Task brief: Repeat the entire listing exactly as written.

Materials provided:

....................

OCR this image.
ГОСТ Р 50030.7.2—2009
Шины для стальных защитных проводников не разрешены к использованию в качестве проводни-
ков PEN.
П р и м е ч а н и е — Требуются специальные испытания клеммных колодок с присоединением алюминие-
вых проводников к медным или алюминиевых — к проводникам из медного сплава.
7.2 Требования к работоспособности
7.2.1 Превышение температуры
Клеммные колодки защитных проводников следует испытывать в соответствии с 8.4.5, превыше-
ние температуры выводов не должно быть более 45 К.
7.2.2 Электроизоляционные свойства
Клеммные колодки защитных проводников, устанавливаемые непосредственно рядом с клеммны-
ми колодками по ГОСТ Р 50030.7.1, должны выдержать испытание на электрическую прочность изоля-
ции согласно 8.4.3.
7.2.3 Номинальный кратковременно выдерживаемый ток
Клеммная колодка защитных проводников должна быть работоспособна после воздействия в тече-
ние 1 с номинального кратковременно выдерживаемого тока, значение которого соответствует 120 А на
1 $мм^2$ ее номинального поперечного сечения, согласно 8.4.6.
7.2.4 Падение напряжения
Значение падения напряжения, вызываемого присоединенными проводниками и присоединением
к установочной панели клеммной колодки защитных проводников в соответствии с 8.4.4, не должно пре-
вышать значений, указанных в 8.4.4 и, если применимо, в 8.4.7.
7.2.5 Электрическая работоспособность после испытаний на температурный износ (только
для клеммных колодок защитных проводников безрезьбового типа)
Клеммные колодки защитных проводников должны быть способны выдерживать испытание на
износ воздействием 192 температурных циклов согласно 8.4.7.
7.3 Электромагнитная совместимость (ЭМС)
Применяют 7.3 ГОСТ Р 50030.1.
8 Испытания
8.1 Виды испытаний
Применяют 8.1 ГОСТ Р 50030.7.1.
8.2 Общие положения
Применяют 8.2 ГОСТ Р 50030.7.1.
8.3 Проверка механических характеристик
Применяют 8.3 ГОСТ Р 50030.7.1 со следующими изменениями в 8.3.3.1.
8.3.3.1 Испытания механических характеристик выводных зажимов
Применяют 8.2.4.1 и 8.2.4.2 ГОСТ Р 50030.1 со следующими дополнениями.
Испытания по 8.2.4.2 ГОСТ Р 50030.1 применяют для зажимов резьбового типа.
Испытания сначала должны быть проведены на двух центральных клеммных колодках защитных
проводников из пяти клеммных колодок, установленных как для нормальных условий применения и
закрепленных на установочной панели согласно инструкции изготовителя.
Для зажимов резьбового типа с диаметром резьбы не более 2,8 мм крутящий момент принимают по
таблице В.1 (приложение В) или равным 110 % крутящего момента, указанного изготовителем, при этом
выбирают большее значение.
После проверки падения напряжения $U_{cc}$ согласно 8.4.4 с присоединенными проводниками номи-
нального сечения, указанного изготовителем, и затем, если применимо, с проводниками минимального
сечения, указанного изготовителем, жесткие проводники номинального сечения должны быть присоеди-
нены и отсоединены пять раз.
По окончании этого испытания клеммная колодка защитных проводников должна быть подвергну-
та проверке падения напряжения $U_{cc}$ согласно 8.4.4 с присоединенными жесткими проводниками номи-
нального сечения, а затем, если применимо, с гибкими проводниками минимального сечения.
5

....................

Full output:
OCR this image.
ГОСТ Р 50030.7.2—2009
Шины для стальных защитных проводников не разрешены к использованию в качестве проводни-
ков PEN.
П р и м е ч а н и е — Требуются специальные испытания клеммных колодок с присоединением алюминие-
вых проводников к медным или алюминиевых — к проводникам из медного сплава.
7.2 Требования к работоспособности
7.2.1 Превышение температуры
Клеммные колодки защитных проводников следует испытывать в соответствии с 8.4.5, превыше-
ние температуры выводов не должно быть более 45 К.
7.2.2 Электроизоляционные свойства
Клеммные колодки защитных проводников, устанавливаемые непосредственно рядом с клеммны-
ми колодками по ГОСТ Р 50030.7.1, должны выдержать испытание на электрическую прочность изоля-
ции согласно 8.4.3.
7.2.3 Номинальный кратковременно выдерживаемый ток
Клеммная колодка защитных проводников должна быть работоспособна после воздействия в тече-
ние 1 с номинального кратковременно выдерживаемого тока, значение которого соответствует 120 А на
1 $мм^2$ ее номинального поперечного сечения, согласно 8.4.6.
7.2.4 Падение напряжения
Значение падения напряжения, вызываемого присоединенными проводниками и присоединением
к установочной панели клеммной колодки защитных проводников в соответствии с 8.4.4, не должно пре-
вышать значений, указанных в 8.4.4 и, если применимо, в 8.4.7.
7.2.5 Электрическая работоспособность после испытаний на температурный износ (только
для клеммных колодок защитных проводников безрезьбового типа)
Клеммные колодки защитных проводников должны быть способны выдерживать испытание на
износ воздействием 192 температурных циклов согласно 8.4.7.
7.3 Электромагнитная совместимость (ЭМС)
Применяют 7.3 ГОСТ Р 50030.1.
8 Испытания
8.1 Виды испытаний
Применяют 8.1 ГОСТ Р 50030.7.1.
8.2 Общие положения
Применяют 8.2 ГОСТ Р 50030.7.1.
8.3 Проверка механических характеристик
Применяют 8.3 ГОСТ Р 50030.7.1 со следующими изменениями в 8.3.3.1.
8.3.3.1 Испытания механических характеристик выводных зажимов
Применяют 8.2.4.1 и 8.2.4.2 ГОСТ Р 50030.1 со следующими дополнениями.
Испытания по 8.2.4.2 ГОСТ Р 50030.1 применяют для зажимов резьбового типа.
Испытания сначала должны быть проведены на двух центральных клеммных колодках защитных
проводников из пяти клеммных колодок, установленных как для нормальных условий применения и
закрепленных на установочной панели согласно инструкции изготовителя.
Для зажимов резьбового типа с диаметром резьбы не более 2,8 мм крутящий момент принимают по
таблице В.1 (приложение В) или равным 110 % крутящего момента, указанного изготовителем, при этом
выбирают большее значение.
После проверки падения напряжения $U_{cc}$ согласно 8.4.4 с присоединенными проводниками номи-
нального сечения, указанного изготовителем, и затем, если применимо, с проводниками минимального
сечения, указанного изготовителем, жесткие проводники номинального сечения должны быть присоеди-
нены и отсоединены пять раз.
По окончании этого испытания клеммная колодка защитных проводников должна быть подвергну-
та проверке падения напряжения $U_{cc}$ согласно 8.4.4 с присоединенными жесткими проводниками номи-
нального сечения, а затем, если применимо, с гибкими проводниками минимального сечения.
5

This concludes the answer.